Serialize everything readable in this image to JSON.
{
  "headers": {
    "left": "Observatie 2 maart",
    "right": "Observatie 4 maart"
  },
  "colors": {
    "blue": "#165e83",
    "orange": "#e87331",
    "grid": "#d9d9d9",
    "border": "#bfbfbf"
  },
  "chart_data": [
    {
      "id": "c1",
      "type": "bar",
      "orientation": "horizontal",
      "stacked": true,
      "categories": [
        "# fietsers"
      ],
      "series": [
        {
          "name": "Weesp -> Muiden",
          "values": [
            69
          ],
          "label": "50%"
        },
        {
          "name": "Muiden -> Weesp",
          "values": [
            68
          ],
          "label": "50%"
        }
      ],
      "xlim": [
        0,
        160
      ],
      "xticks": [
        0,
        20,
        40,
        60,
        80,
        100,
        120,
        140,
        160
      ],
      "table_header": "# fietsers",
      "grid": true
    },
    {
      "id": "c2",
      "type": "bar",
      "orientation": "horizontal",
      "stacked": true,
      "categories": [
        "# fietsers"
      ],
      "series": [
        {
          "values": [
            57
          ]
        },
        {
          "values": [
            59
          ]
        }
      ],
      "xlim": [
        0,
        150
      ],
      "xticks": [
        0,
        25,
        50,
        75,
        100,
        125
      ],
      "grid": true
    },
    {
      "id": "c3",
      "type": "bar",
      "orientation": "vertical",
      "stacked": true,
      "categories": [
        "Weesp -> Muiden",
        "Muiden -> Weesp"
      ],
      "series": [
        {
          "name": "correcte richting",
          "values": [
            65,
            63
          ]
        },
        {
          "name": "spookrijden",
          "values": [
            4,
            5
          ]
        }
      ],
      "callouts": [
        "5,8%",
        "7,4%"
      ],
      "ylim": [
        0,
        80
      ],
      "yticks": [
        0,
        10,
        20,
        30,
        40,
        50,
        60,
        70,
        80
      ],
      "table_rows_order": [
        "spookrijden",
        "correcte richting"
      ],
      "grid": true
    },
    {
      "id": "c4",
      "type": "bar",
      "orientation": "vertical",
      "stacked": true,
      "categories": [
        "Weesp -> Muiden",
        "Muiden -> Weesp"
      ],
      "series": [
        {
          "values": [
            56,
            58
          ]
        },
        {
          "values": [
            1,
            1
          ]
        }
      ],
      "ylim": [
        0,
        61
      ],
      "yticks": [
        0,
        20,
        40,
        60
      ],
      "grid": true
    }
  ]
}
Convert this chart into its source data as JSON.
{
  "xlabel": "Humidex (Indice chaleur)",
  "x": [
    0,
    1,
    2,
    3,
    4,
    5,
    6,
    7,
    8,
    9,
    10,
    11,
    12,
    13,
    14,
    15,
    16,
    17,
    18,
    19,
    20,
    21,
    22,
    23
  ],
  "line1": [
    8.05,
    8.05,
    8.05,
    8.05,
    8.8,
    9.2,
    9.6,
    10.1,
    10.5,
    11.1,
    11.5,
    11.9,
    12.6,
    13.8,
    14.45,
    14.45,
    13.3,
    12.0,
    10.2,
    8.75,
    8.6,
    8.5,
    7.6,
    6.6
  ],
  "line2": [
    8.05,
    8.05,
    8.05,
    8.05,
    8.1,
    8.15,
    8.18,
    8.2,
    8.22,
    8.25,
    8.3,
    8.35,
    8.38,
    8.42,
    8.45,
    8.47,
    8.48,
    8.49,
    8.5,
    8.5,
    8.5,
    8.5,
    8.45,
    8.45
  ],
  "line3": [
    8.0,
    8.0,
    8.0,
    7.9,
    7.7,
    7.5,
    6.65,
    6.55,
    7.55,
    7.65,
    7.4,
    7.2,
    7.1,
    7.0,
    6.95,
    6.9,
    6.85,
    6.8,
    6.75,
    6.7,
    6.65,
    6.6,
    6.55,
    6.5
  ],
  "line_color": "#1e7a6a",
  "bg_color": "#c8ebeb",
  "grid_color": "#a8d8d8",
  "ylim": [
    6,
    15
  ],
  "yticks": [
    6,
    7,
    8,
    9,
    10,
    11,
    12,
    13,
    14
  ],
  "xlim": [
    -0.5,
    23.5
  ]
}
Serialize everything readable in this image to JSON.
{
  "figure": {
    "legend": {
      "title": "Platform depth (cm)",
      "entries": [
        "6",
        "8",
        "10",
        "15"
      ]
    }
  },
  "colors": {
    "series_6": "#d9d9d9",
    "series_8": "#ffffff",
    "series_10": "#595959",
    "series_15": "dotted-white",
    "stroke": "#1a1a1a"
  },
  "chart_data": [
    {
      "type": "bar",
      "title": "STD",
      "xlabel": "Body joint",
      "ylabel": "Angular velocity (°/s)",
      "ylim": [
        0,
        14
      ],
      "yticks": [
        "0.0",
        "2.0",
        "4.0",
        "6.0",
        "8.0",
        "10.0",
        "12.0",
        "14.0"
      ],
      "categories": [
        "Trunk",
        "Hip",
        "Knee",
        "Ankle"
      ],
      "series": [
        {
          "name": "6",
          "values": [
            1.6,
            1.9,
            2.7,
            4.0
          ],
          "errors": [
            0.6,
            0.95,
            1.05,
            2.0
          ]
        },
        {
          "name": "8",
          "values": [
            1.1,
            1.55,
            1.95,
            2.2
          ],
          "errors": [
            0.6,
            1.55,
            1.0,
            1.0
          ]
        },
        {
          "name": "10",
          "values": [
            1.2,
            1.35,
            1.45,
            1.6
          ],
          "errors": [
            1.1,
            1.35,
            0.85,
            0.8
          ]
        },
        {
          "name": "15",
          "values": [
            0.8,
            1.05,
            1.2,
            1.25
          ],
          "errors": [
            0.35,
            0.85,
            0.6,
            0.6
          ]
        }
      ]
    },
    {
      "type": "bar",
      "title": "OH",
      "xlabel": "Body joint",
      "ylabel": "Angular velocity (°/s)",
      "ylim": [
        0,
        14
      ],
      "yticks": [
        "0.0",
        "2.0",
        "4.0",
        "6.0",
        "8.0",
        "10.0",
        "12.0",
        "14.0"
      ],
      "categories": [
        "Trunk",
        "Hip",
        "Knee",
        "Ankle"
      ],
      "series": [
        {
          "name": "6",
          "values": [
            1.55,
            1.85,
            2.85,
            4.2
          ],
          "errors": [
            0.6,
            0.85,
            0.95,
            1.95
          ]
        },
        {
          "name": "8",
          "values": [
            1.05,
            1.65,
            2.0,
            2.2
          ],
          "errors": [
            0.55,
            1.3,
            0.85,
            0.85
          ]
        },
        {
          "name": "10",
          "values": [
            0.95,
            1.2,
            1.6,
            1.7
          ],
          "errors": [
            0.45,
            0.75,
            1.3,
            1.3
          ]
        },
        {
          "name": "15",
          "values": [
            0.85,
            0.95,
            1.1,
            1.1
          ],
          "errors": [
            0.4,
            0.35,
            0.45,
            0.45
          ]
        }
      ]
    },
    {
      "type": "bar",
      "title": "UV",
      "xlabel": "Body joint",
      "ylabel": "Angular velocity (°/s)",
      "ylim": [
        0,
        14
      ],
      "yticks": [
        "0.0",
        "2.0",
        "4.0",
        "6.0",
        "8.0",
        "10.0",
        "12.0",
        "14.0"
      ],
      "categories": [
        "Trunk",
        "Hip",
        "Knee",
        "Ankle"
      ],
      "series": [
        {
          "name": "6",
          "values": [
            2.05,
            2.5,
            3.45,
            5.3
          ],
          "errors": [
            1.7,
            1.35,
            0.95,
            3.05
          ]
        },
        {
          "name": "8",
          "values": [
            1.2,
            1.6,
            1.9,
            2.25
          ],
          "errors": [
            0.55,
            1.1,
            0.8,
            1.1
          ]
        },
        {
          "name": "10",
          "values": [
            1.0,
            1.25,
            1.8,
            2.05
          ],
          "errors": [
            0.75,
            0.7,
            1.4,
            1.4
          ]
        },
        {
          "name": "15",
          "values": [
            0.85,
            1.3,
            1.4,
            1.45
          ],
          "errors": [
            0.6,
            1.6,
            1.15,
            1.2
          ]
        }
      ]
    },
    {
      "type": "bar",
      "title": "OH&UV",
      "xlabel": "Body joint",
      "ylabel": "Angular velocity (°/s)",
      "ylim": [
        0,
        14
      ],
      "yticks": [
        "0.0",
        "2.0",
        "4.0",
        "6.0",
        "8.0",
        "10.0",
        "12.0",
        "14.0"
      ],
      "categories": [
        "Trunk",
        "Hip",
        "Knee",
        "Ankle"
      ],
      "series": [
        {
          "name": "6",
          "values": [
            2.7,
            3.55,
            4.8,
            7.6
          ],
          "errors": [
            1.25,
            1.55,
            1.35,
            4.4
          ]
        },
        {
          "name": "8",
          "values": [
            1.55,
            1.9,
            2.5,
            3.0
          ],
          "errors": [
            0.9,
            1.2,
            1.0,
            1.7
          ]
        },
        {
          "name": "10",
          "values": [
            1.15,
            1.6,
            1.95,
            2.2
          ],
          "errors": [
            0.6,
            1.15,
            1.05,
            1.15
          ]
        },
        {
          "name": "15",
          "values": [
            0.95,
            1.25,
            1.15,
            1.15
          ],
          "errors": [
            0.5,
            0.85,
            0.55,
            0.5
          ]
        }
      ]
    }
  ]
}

+++

→ The request
Using the entries above, return each line in which the word "Observatie" occurs.

→ Expected answer
    "left": "Observatie 2 maart",
    "right": "Observatie 4 maart"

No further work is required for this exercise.